## START DATASET EXCERPTS

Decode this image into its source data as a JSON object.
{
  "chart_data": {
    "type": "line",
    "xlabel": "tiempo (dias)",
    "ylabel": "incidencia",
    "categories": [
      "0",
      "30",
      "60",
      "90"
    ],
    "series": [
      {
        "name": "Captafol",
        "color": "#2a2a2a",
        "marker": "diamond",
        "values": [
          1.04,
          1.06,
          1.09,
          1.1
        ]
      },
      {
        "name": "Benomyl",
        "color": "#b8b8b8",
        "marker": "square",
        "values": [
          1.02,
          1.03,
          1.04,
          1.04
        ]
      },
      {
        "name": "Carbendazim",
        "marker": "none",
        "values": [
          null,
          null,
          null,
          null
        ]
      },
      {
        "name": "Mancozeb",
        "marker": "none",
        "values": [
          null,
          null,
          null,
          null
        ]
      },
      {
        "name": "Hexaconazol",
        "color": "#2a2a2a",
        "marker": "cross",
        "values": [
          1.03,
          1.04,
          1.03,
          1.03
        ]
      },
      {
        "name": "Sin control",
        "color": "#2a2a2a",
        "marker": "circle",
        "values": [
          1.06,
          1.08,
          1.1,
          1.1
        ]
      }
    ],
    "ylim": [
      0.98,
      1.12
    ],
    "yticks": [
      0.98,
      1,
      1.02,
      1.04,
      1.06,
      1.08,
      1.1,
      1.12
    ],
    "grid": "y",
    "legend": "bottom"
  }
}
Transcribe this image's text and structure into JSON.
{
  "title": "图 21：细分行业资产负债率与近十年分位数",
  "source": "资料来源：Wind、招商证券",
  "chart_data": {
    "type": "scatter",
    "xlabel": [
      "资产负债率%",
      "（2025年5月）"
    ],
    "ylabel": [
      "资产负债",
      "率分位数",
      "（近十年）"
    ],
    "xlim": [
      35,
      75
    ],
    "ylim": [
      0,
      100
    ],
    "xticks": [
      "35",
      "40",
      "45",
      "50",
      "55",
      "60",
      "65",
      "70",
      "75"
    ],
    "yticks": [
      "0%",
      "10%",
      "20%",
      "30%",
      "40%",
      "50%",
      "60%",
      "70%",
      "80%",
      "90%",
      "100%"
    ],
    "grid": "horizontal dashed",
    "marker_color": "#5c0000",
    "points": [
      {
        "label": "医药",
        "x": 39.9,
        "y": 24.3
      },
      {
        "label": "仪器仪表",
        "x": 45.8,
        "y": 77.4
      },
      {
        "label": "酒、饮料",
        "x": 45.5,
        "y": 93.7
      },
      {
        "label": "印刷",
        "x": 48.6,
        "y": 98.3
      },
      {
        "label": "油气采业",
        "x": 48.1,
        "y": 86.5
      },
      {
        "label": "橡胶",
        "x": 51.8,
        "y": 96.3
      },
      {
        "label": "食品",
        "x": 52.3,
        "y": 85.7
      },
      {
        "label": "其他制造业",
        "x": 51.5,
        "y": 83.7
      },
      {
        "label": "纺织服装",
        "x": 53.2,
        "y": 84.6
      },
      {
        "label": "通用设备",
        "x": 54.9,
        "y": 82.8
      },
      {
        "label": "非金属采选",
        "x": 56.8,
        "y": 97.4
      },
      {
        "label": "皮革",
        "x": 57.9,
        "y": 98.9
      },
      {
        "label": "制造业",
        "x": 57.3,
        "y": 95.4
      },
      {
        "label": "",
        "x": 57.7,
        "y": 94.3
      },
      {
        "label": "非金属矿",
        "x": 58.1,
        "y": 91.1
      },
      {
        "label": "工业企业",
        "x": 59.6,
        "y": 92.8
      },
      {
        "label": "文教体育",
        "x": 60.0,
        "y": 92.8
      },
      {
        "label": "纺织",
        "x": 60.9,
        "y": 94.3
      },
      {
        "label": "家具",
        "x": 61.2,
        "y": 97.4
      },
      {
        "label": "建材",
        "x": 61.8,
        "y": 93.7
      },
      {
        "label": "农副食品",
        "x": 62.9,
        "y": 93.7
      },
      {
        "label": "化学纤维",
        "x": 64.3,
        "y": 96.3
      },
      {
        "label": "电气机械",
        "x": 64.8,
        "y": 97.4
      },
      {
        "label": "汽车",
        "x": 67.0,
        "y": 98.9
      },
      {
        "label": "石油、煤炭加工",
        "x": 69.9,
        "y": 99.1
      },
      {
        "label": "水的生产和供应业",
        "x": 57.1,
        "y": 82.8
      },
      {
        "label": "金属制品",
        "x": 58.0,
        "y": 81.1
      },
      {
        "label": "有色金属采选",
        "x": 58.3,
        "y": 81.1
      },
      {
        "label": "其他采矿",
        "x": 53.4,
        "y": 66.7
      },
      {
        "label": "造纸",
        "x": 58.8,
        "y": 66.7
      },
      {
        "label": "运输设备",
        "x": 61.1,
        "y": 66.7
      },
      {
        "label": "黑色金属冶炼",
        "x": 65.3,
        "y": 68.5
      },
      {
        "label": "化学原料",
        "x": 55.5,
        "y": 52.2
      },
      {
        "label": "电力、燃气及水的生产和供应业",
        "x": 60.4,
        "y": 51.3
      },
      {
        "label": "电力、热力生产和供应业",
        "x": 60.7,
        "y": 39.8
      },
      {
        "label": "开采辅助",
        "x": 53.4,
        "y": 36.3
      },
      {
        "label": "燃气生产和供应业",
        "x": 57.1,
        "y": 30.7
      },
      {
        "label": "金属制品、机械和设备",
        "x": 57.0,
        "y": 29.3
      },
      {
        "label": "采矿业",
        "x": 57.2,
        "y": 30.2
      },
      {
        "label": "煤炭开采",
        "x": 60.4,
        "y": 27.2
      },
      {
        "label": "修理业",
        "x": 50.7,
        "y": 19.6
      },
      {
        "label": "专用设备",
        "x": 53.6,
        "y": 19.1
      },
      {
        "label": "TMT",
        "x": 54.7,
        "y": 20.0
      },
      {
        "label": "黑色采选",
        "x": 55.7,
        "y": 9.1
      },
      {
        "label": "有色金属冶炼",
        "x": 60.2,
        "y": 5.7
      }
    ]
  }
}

## END DATASET EXCERPTS

(AIM):
Set down each entry again, unchanged.

(WRITTEN ANSWER):
Decode this image into its source data as a JSON object.
{
  "chart_data": {
    "type": "line",
    "xlabel": "tiempo (dias)",
    "ylabel": "incidencia",
    "categories": [
      "0",
      "30",
      "60",
      "90"
    ],
    "series": [
      {
        "name": "Captafol",
        "color": "#2a2a2a",
        "marker": "diamond",
        "values": [
          1.04,
          1.06,
          1.09,
          1.1
        ]
      },
      {
        "name": "Benomyl",
        "color": "#b8b8b8",
        "marker": "square",
        "values": [
          1.02,
          1.03,
          1.04,
          1.04
        ]
      },
      {
        "name": "Carbendazim",
        "marker": "none",
        "values": [
          null,
          null,
          null,
          null
        ]
      },
      {
        "name": "Mancozeb",
        "marker": "none",
        "values": [
          null,
          null,
          null,
          null
        ]
      },
      {
        "name": "Hexaconazol",
        "color": "#2a2a2a",
        "marker": "cross",
        "values": [
          1.03,
          1.04,
          1.03,
          1.03
        ]
      },
      {
        "name": "Sin control",
        "color": "#2a2a2a",
        "marker": "circle",
        "values": [
          1.06,
          1.08,
          1.1,
          1.1
        ]
      }
    ],
    "ylim": [
      0.98,
      1.12
    ],
    "yticks": [
      0.98,
      1,
      1.02,
      1.04,
      1.06,
      1.08,
      1.1,
      1.12
    ],
    "grid": "y",
    "legend": "bottom"
  }
}
Transcribe this image's text and structure into JSON.
{
  "title": "图 21：细分行业资产负债率与近十年分位数",
  "source": "资料来源：Wind、招商证券",
  "chart_data": {
    "type": "scatter",
    "xlabel": [
      "资产负债率%",
      "（2025年5月）"
    ],
    "ylabel": [
      "资产负债",
      "率分位数",
      "（近十年）"
    ],
    "xlim": [
      35,
      75
    ],
    "ylim": [
      0,
      100
    ],
    "xticks": [
      "35",
      "40",
      "45",
      "50",
      "55",
      "60",
      "65",
      "70",
      "75"
    ],
    "yticks": [
      "0%",
      "10%",
      "20%",
      "30%",
      "40%",
      "50%",
      "60%",
      "70%",
      "80%",
      "90%",
      "100%"
    ],
    "grid": "horizontal dashed",
    "marker_color": "#5c0000",
    "points": [
      {
        "label": "医药",
        "x": 39.9,
        "y": 24.3
      },
      {
        "label": "仪器仪表",
        "x": 45.8,
        "y": 77.4
      },
      {
        "label": "酒、饮料",
        "x": 45.5,
        "y": 93.7
      },
      {
        "label": "印刷",
        "x": 48.6,
        "y": 98.3
      },
      {
        "label": "油气采业",
        "x": 48.1,
        "y": 86.5
      },
      {
        "label": "橡胶",
        "x": 51.8,
        "y": 96.3
      },
      {
        "label": "食品",
        "x": 52.3,
        "y": 85.7
      },
      {
        "label": "其他制造业",
        "x": 51.5,
        "y": 83.7
      },
      {
        "label": "纺织服装",
        "x": 53.2,
        "y": 84.6
      },
      {
        "label": "通用设备",
        "x": 54.9,
        "y": 82.8
      },
      {
        "label": "非金属采选",
        "x": 56.8,
        "y": 97.4
      },
      {
        "label": "皮革",
        "x": 57.9,
        "y": 98.9
      },
      {
        "label": "制造业",
        "x": 57.3,
        "y": 95.4
      },
      {
        "label": "",
        "x": 57.7,
        "y": 94.3
      },
      {
        "label": "非金属矿",
        "x": 58.1,
        "y": 91.1
      },
      {
        "label": "工业企业",
        "x": 59.6,
        "y": 92.8
      },
      {
        "label": "文教体育",
        "x": 60.0,
        "y": 92.8
      },
      {
        "label": "纺织",
        "x": 60.9,
        "y": 94.3
      },
      {
        "label": "家具",
        "x": 61.2,
        "y": 97.4
      },
      {
        "label": "建材",
        "x": 61.8,
        "y": 93.7
      },
      {
        "label": "农副食品",
        "x": 62.9,
        "y": 93.7
      },
      {
        "label": "化学纤维",
        "x": 64.3,
        "y": 96.3
      },
      {
        "label": "电气机械",
        "x": 64.8,
        "y": 97.4
      },
      {
        "label": "汽车",
        "x": 67.0,
        "y": 98.9
      },
      {
        "label": "石油、煤炭加工",
        "x": 69.9,
        "y": 99.1
      },
      {
        "label": "水的生产和供应业",
        "x": 57.1,
        "y": 82.8
      },
      {
        "label": "金属制品",
        "x": 58.0,
        "y": 81.1
      },
      {
        "label": "有色金属采选",
        "x": 58.3,
        "y": 81.1
      },
      {
        "label": "其他采矿",
        "x": 53.4,
        "y": 66.7
      },
      {
        "label": "造纸",
        "x": 58.8,
        "y": 66.7
      },
      {
        "label": "运输设备",
        "x": 61.1,
        "y": 66.7
      },
      {
        "label": "黑色金属冶炼",
        "x": 65.3,
        "y": 68.5
      },
      {
        "label": "化学原料",
        "x": 55.5,
        "y": 52.2
      },
      {
        "label": "电力、燃气及水的生产和供应业",
        "x": 60.4,
        "y": 51.3
      },
      {
        "label": "电力、热力生产和供应业",
        "x": 60.7,
        "y": 39.8
      },
      {
        "label": "开采辅助",
        "x": 53.4,
        "y": 36.3
      },
      {
        "label": "燃气生产和供应业",
        "x": 57.1,
        "y": 30.7
      },
      {
        "label": "金属制品、机械和设备",
        "x": 57.0,
        "y": 29.3
      },
      {
        "label": "采矿业",
        "x": 57.2,
        "y": 30.2
      },
      {
        "label": "煤炭开采",
        "x": 60.4,
        "y": 27.2
      },
      {
        "label": "修理业",
        "x": 50.7,
        "y": 19.6
      },
      {
        "label": "专用设备",
        "x": 53.6,
        "y": 19.1
      },
      {
        "label": "TMT",
        "x": 54.7,
        "y": 20.0
      },
      {
        "label": "黑色采选",
        "x": 55.7,
        "y": 9.1
      },
      {
        "label": "有色金属冶炼",
        "x": 60.2,
        "y": 5.7
      }
    ]
  }
}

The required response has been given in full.